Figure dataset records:
+-------+
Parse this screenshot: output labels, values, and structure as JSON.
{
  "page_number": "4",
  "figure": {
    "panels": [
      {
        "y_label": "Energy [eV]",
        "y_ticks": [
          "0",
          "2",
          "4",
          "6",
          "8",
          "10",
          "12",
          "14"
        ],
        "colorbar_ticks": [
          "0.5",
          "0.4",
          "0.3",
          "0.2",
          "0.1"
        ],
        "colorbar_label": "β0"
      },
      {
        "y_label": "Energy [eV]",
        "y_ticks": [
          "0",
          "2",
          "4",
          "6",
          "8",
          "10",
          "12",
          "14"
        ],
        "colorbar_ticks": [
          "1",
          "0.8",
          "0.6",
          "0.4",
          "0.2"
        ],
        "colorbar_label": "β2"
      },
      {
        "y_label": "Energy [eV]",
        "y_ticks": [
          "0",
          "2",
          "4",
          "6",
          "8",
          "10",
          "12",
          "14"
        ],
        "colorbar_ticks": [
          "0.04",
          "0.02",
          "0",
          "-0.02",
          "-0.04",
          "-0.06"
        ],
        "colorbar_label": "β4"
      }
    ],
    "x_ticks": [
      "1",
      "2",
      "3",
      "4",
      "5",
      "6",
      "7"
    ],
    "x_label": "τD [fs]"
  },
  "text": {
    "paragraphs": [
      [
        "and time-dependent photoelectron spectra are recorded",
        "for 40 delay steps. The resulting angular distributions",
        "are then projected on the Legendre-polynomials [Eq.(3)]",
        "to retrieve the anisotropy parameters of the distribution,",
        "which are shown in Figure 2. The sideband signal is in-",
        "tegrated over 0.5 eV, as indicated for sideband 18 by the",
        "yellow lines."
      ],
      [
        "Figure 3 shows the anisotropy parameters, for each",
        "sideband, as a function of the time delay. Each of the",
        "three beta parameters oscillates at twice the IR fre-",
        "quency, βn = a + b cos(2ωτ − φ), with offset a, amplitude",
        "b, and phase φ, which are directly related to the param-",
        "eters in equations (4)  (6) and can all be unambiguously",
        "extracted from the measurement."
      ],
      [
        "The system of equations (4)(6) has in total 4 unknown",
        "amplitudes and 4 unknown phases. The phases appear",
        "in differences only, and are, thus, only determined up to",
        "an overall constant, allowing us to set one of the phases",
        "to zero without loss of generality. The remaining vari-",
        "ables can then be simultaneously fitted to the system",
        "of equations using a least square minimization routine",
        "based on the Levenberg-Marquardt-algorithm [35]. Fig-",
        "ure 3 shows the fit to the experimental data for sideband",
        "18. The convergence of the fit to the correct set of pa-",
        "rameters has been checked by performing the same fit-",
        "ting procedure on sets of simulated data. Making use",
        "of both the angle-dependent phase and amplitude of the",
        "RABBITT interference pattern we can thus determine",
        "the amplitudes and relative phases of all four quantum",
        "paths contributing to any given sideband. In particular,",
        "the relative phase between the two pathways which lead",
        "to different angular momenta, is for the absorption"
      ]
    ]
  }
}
+-------+
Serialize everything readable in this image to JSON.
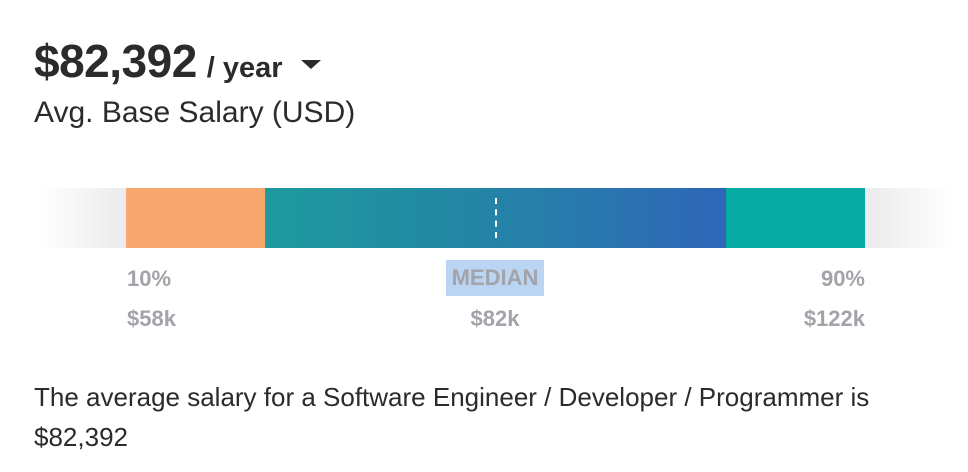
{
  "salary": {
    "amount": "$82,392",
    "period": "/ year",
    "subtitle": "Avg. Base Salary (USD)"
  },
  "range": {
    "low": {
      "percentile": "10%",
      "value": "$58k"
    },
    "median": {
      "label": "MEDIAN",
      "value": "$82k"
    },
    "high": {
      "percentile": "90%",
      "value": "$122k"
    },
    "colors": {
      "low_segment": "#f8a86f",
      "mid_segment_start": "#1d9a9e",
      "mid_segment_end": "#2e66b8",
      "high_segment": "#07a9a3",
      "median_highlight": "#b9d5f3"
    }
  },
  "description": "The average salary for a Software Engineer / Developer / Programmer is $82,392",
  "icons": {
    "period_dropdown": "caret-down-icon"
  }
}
+-------+
To do:
Show every line of the records above that contains the word "shows".

Problem solution:
        "Figure 3 shows the anisotropy parameters, for each",
        "ure 3 shows the fit to the experimental data for sideband",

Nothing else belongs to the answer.